▶ Trecho apresentado:
No meio missionário, há anos que ouço o termo “números evangelásticos” para se referir aos exageros cometidos ao relatar o resultado de uma campanha evangelística. Tinha 100 pessoas, mas o relatório diz que tinha 250… 500 ou 1000! Convivendo com pastores, cansei de ouvir relatórios mentirosos de suas igrejas, exagerando o número de membros, freqüência de cultos, batismos, etc. Acabei de acessar o site de uma igreja, e um vídeo anunciando um evento tinha um narrador com uma voz “poderosa”, cheia de eco e efeitos, como se o recado viesse do além. Até mesmo um artigo sobre o relatório de estatísticas de acesso na internet denunciava como alguns marqueteiros mentem sobre o números de acesso/visitantes, divulgando, na verdade, o número de hits em seus sites (geralmente 10 vezes maior do que o número real de visitantes).

Recentemente estava ouvindo uma entrevista com Eugene Peterson e percebi que esse parece ser um fenômeno global. Ele falava sobre seu primeiro pastorado e sobre como os pastores mentiam em seus relatórios nas convenções. Há trinta anos George Verwer falava sobre a mentira do exagero, essa tendência de aumentar os números/estatísticas (ou simplesmente dizer que fez jejum, leu a Bíblia e orou, quando não fez nada disso), como um sinal de pseudodiscipulado. O que me parece é que a pressão para ser bem sucedido, relevante e atrativo pode se tornar uma armadilha, levando a tais exageros e mentiras. Ou fazer o que Bomfim apontou em sua postagem: usar um Photoshop para dar uma imagem cool na igreja/ministério, eliminando suas celulites.

▶ Dados fornecidos:
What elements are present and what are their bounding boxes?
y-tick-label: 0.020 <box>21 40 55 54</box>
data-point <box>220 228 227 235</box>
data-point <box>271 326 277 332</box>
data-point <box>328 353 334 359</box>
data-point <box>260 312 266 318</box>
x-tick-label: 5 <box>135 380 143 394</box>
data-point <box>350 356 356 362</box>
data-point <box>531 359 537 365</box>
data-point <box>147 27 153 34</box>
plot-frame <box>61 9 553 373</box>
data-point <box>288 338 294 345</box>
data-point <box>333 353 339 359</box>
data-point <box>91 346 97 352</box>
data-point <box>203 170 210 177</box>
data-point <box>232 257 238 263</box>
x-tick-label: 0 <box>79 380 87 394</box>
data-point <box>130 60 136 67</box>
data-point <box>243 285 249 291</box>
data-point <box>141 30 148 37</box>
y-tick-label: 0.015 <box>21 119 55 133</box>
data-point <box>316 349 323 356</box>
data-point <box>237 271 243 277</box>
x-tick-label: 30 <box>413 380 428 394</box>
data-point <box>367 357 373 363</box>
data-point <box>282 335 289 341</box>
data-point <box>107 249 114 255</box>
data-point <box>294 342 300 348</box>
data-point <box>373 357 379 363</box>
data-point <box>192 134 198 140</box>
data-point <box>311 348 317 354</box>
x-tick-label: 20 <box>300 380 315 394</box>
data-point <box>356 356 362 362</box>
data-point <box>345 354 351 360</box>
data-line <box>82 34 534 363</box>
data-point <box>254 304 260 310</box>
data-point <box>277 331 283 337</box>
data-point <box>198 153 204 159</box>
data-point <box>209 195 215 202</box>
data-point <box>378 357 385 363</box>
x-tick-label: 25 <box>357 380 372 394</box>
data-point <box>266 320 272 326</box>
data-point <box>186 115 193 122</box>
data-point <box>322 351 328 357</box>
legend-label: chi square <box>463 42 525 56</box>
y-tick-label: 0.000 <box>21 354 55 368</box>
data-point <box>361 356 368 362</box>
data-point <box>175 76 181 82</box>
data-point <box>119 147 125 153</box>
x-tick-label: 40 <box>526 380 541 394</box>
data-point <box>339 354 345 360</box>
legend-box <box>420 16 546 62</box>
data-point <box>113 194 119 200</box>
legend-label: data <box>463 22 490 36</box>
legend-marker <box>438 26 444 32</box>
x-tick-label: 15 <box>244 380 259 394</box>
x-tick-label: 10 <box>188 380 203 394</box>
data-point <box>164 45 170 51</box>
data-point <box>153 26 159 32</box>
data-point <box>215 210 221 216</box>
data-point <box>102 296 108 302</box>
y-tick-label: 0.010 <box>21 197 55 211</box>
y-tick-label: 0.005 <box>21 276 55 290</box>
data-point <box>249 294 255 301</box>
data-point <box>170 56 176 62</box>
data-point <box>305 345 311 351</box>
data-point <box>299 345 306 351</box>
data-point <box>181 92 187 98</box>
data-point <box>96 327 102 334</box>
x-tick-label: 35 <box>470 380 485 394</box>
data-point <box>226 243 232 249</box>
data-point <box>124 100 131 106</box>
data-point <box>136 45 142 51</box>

▶ Conjunto de tarefas:
1. Por favor, extraia do trecho sobre números exagerados a parte que começa em "Recentemente estava ouvindo" e termina em "eliminando suas celulites.".
2. No trecho sobre números exagerados, o número de hits nos sites costuma ser quantas vezes maior que o número real de visitantes?

▶ Resultados por tarefa:
1.
Recentemente estava ouvindo uma entrevista com Eugene Peterson e percebi que esse parece ser um fenômeno global. Ele falava sobre seu primeiro pastorado e sobre como os pastores mentiam em seus relatórios nas convenções. Há trinta anos George Verwer falava sobre a mentira do exagero, essa tendência de aumentar os números/estatísticas (ou simplesmente dizer que fez jejum, leu a Bíblia e orou, quando não fez nada disso), como um sinal de pseudodiscipulado. O que me parece é que a pressão para ser bem sucedido, relevante e atrativo pode se tornar uma armadilha, levando a tais exageros e mentiras. Ou fazer o que Bomfim apontou em sua postagem: usar um Photoshop para dar uma imagem cool na igreja/ministério, eliminando suas celulites.

2. Geralmente 10 vezes maior.